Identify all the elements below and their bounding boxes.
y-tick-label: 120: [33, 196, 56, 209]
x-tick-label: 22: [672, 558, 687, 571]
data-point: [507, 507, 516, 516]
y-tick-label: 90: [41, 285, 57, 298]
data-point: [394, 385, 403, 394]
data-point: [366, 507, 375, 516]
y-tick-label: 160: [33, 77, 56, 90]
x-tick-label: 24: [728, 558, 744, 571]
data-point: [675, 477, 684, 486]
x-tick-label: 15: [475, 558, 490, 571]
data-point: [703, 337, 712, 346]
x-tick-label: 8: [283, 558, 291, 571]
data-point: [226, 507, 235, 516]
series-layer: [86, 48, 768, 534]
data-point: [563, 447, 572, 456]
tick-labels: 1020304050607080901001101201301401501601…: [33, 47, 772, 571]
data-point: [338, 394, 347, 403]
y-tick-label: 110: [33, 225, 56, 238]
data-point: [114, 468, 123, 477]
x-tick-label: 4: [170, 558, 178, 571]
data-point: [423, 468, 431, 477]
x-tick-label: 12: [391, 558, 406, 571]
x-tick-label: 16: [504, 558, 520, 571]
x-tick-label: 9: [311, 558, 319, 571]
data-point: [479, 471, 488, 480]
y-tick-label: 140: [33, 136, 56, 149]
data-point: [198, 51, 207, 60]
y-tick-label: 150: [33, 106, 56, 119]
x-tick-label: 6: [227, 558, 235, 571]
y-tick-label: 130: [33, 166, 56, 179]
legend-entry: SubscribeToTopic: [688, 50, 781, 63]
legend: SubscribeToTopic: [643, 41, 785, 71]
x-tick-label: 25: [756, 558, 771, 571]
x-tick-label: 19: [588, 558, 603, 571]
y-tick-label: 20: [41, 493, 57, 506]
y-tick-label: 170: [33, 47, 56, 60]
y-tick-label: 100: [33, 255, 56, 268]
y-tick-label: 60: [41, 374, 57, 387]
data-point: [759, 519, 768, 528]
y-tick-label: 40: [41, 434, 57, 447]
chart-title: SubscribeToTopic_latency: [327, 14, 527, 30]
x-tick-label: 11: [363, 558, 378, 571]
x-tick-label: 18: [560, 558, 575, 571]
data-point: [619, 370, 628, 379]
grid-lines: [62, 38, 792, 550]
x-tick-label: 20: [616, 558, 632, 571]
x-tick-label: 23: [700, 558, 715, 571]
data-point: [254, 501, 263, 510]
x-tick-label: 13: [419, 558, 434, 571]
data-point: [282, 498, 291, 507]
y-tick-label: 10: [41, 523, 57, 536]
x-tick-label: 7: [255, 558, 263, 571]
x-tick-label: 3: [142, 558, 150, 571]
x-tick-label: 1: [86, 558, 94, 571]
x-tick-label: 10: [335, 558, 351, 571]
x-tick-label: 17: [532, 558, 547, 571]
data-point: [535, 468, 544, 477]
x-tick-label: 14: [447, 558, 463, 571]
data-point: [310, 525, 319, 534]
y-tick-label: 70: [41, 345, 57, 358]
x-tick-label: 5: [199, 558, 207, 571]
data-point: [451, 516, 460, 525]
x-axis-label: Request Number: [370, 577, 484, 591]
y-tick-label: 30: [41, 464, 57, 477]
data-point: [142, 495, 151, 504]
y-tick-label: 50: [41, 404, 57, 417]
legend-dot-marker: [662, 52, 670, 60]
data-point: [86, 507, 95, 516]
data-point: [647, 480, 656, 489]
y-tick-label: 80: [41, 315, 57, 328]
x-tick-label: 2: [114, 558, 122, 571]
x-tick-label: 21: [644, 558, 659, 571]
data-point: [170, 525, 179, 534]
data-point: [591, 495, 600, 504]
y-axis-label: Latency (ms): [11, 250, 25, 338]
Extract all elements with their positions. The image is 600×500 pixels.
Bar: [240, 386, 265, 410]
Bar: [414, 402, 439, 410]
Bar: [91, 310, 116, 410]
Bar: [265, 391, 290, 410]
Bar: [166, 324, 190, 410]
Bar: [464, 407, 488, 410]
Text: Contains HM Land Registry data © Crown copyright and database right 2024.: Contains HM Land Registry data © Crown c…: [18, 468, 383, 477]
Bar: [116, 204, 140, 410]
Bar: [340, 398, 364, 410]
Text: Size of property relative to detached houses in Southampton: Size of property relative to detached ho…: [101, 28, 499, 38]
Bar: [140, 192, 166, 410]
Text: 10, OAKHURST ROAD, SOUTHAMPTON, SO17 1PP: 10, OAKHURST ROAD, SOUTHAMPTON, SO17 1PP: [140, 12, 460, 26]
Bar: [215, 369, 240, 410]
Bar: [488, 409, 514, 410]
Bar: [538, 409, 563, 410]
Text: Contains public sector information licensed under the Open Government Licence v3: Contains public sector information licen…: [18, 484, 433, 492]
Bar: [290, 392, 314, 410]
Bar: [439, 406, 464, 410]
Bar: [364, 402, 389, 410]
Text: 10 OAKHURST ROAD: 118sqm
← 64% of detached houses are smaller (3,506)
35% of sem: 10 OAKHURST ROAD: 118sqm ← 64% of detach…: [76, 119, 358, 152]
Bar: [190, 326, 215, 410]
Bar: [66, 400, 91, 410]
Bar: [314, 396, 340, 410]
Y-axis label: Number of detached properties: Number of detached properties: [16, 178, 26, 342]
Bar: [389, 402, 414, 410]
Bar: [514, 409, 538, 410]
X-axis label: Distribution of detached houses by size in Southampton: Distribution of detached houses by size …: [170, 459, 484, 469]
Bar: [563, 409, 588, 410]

→ WRITTEN INSTRUCTION
Lay out every line of the records above as a JSON array of strings, one string per line, with blank lines left out.

→ SOLUTION
[
  "Identify all the elements below and their bounding boxes.",
  "y-tick-label: 120: [33, 196, 56, 209]",
  "x-tick-label: 22: [672, 558, 687, 571]",
  "data-point: [507, 507, 516, 516]",
  "y-tick-label: 90: [41, 285, 57, 298]",
  "data-point: [394, 385, 403, 394]",
  "data-point: [366, 507, 375, 516]",
  "y-tick-label: 160: [33, 77, 56, 90]",
  "x-tick-label: 24: [728, 558, 744, 571]",
  "data-point: [675, 477, 684, 486]",
  "x-tick-label: 15: [475, 558, 490, 571]",
  "data-point: [703, 337, 712, 346]",
  "x-tick-label: 8: [283, 558, 291, 571]",
  "data-point: [226, 507, 235, 516]",
  "series-layer: [86, 48, 768, 534]",
  "data-point: [563, 447, 572, 456]",
  "tick-labels: 1020304050607080901001101201301401501601…: [33, 47, 772, 571]",
  "data-point: [338, 394, 347, 403]",
  "y-tick-label: 110: [33, 225, 56, 238]",
  "data-point: [114, 468, 123, 477]",
  "x-tick-label: 4: [170, 558, 178, 571]",
  "data-point: [423, 468, 431, 477]",
  "x-tick-label: 12: [391, 558, 406, 571]",
  "x-tick-label: 16: [504, 558, 520, 571]",
  "x-tick-label: 9: [311, 558, 319, 571]",
  "data-point: [479, 471, 488, 480]",
  "y-tick-label: 140: [33, 136, 56, 149]",
  "data-point: [198, 51, 207, 60]",
  "y-tick-label: 150: [33, 106, 56, 119]",
  "x-tick-label: 6: [227, 558, 235, 571]",
  "y-tick-label: 130: [33, 166, 56, 179]",
  "legend-entry: SubscribeToTopic: [688, 50, 781, 63]",
  "legend: SubscribeToTopic: [643, 41, 785, 71]",
  "x-tick-label: 25: [756, 558, 771, 571]",
  "x-tick-label: 19: [588, 558, 603, 571]",
  "y-tick-label: 20: [41, 493, 57, 506]",
  "y-tick-label: 170: [33, 47, 56, 60]",
  "y-tick-label: 100: [33, 255, 56, 268]",
  "y-tick-label: 60: [41, 374, 57, 387]",
  "data-point: [759, 519, 768, 528]",
  "y-tick-label: 40: [41, 434, 57, 447]",
  "chart-title: SubscribeToTopic_latency: [327, 14, 527, 30]",
  "x-tick-label: 11: [363, 558, 378, 571]",
  "x-tick-label: 18: [560, 558, 575, 571]",
  "data-point: [619, 370, 628, 379]",
  "grid-lines: [62, 38, 792, 550]",
  "x-tick-label: 20: [616, 558, 632, 571]",
  "x-tick-label: 23: [700, 558, 715, 571]",
  "data-point: [254, 501, 263, 510]",
  "x-tick-label: 13: [419, 558, 434, 571]",
  "data-point: [282, 498, 291, 507]",
  "y-tick-label: 10: [41, 523, 57, 536]",
  "x-tick-label: 7: [255, 558, 263, 571]",
  "x-tick-label: 3: [142, 558, 150, 571]",
  "x-tick-label: 1: [86, 558, 94, 571]",
  "x-tick-label: 10: [335, 558, 351, 571]",
  "x-tick-label: 17: [532, 558, 547, 571]",
  "data-point: [535, 468, 544, 477]",
  "x-tick-label: 14: [447, 558, 463, 571]",
  "data-point: [310, 525, 319, 534]",
  "y-tick-label: 70: [41, 345, 57, 358]",
  "x-tick-label: 5: [199, 558, 207, 571]",
  "data-point: [451, 516, 460, 525]",
  "x-axis-label: Request Number: [370, 577, 484, 591]",
  "y-tick-label: 30: [41, 464, 57, 477]",
  "data-point: [142, 495, 151, 504]",
  "y-tick-label: 50: [41, 404, 57, 417]",
  "legend-dot-marker: [662, 52, 670, 60]",
  "data-point: [86, 507, 95, 516]",
  "data-point: [647, 480, 656, 489]",
  "y-tick-label: 80: [41, 315, 57, 328]",
  "x-tick-label: 2: [114, 558, 122, 571]",
  "x-tick-label: 21: [644, 558, 659, 571]",
  "data-point: [170, 525, 179, 534]",
  "data-point: [591, 495, 600, 504]",
  "y-axis-label: Latency (ms): [11, 250, 25, 338]",
  "Extract all elements with their positions. The image is 600×500 pixels.",
  "Bar: [240, 386, 265, 410]",
  "Bar: [414, 402, 439, 410]",
  "Bar: [91, 310, 116, 410]",
  "Bar: [265, 391, 290, 410]",
  "Bar: [166, 324, 190, 410]",
  "Bar: [464, 407, 488, 410]",
  "Text: Contains HM Land Registry data © Crown copyright and database right 2024.: Contains HM Land Registry data © Crown c…: [18, 468, 383, 477]",
  "Bar: [116, 204, 140, 410]",
  "Bar: [340, 398, 364, 410]",
  "Text: Size of property relative to detached houses in Southampton: Size of property relative to detached ho…: [101, 28, 499, 38]",
  "Bar: [140, 192, 166, 410]",
  "Text: 10, OAKHURST ROAD, SOUTHAMPTON, SO17 1PP: 10, OAKHURST ROAD, SOUTHAMPTON, SO17 1PP: [140, 12, 460, 26]",
  "Bar: [215, 369, 240, 410]",
  "Bar: [488, 409, 514, 410]",
  "Bar: [538, 409, 563, 410]",
  "Text: Contains public sector information licensed under the Open Government Licence v3: Contains public sector information licen…: [18, 484, 433, 492]",
  "Bar: [290, 392, 314, 410]",
  "Bar: [439, 406, 464, 410]",
  "Bar: [364, 402, 389, 410]",
  "Text: 10 OAKHURST ROAD: 118sqm",
  "← 64% of detached houses are smaller (3,506)",
  "35% of sem: 10 OAKHURST ROAD: 118sqm ← 64% of detach…: [76, 119, 358, 152]",
  "Bar: [190, 326, 215, 410]",
  "Bar: [66, 400, 91, 410]",
  "Bar: [314, 396, 340, 410]",
  "Y-axis label: Number of detached properties: Number of detached properties: [16, 178, 26, 342]",
  "Bar: [389, 402, 414, 410]",
  "Bar: [514, 409, 538, 410]",
  "X-axis label: Distribution of detached houses by size in Southampton: Distribution of detached houses by size …: [170, 459, 484, 469]",
  "Bar: [563, 409, 588, 410]"
]